Extracted records

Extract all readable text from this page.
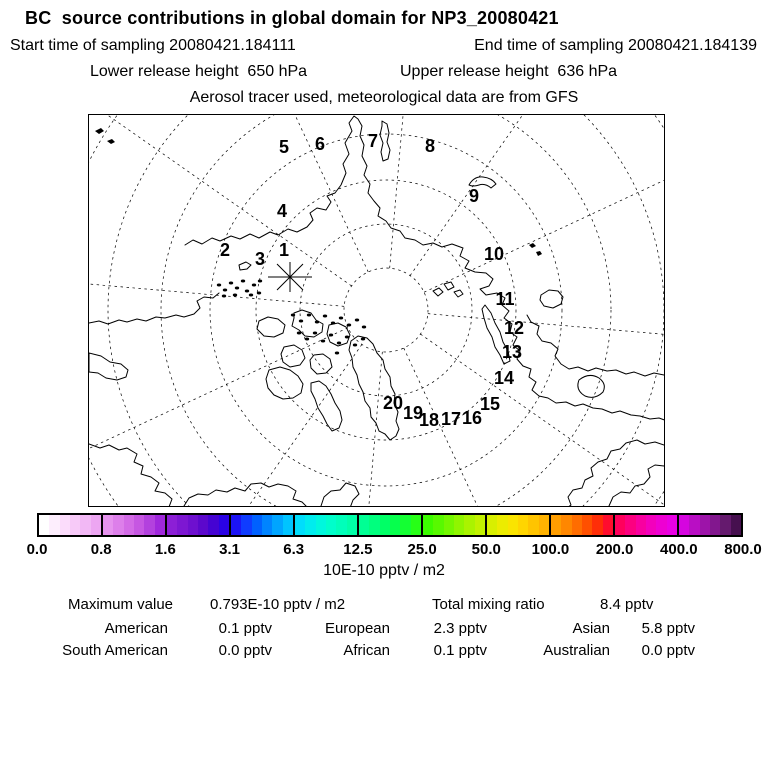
BC  source contributions in global domain for NP3_20080421
Start time of sampling 20080421.184111	End time of sampling 20080421.184139
Lower release height  650 hPa	Upper release height  636 hPa
Aerosol tracer used, meteorological data are from GFS
1
2 3
4
5 6 7	8
9
10
11
12
13
14
15
16
17
18
19
20
0.0	0.8	1.6	3.1	6.3	12.5 25.0 50.0 100.0 200.0 400.0 800.0
10E-10 pptv / m2
Maximum value 0.793E-10 pptv / m2	Total mixing ratio	8.4 pptv
American	0.1 pptv	European	2.3 pptv	Asian 5.8 pptv
South American	0.0 pptv	African	0.1 pptv	Australian 0.0 pptv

GIVEN INSTRUCTION → Transcribe the material exactly, keeping every word and none of the pictures.

SOLUTION TO THIS EXERCISE →
Extract all readable text from this page.
BC  source contributions in global domain for NP3_20080421
Start time of sampling 20080421.184111	End time of sampling 20080421.184139
Lower release height  650 hPa	Upper release height  636 hPa
Aerosol tracer used, meteorological data are from GFS
1
2 3
4
5 6 7	8
9
10
11
12
13
14
15
16
17
18
19
20
0.0	0.8	1.6	3.1	6.3	12.5 25.0 50.0 100.0 200.0 400.0 800.0
10E-10 pptv / m2
Maximum value 0.793E-10 pptv / m2	Total mixing ratio	8.4 pptv
American	0.1 pptv	European	2.3 pptv	Asian 5.8 pptv
South American	0.0 pptv	African	0.1 pptv	Australian 0.0 pptv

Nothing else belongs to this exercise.